*INSTRUCTION*: Go over the entries below line by line, copying each one that contains the word "String".

*DATASET ENTRIES*:
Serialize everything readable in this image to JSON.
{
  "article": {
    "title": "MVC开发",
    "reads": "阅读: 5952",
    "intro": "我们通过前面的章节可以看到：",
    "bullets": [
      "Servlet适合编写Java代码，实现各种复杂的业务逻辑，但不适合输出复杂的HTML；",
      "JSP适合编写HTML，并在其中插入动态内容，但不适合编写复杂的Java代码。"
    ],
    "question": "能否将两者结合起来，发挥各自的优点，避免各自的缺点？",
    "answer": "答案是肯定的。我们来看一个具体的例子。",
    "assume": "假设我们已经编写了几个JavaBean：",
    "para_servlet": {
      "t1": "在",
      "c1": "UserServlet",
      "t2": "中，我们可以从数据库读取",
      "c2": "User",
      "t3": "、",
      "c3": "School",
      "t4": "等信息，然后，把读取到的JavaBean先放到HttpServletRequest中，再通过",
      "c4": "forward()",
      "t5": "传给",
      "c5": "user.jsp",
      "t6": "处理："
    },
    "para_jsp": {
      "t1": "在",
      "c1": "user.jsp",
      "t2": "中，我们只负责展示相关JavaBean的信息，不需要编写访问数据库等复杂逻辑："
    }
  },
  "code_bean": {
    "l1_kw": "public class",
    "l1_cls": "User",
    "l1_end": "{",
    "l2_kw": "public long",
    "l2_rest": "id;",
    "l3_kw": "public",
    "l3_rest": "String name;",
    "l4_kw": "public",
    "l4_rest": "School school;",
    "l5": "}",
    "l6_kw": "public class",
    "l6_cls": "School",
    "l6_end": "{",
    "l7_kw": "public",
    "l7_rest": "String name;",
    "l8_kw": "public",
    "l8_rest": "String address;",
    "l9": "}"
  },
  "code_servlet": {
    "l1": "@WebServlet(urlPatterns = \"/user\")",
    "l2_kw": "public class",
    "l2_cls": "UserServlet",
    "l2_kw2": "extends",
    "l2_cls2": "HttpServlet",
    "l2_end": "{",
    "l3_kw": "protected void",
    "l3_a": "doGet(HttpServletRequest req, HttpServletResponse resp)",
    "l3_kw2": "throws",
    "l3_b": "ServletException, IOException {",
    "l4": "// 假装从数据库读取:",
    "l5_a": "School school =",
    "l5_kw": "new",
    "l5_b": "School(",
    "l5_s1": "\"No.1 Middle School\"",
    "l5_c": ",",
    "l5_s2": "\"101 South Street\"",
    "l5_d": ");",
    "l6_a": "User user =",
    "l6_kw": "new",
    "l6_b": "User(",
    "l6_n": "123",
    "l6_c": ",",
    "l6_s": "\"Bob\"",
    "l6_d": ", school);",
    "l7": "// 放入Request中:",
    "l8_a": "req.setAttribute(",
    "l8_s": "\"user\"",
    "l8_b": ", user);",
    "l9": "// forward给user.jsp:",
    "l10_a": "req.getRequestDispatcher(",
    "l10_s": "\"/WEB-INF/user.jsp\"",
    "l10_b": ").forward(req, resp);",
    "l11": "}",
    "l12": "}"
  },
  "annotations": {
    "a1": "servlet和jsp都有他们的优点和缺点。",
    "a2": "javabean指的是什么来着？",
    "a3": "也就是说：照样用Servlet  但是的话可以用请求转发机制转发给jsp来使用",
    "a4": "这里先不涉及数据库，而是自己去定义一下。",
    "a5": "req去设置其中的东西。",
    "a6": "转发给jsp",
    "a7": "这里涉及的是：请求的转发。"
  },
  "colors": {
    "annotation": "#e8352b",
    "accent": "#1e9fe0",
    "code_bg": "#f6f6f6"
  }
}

*FULL RESPONSE*:
    "l3_rest": "String name;",
    "l7_rest": "String name;",
    "l8_rest": "String address;",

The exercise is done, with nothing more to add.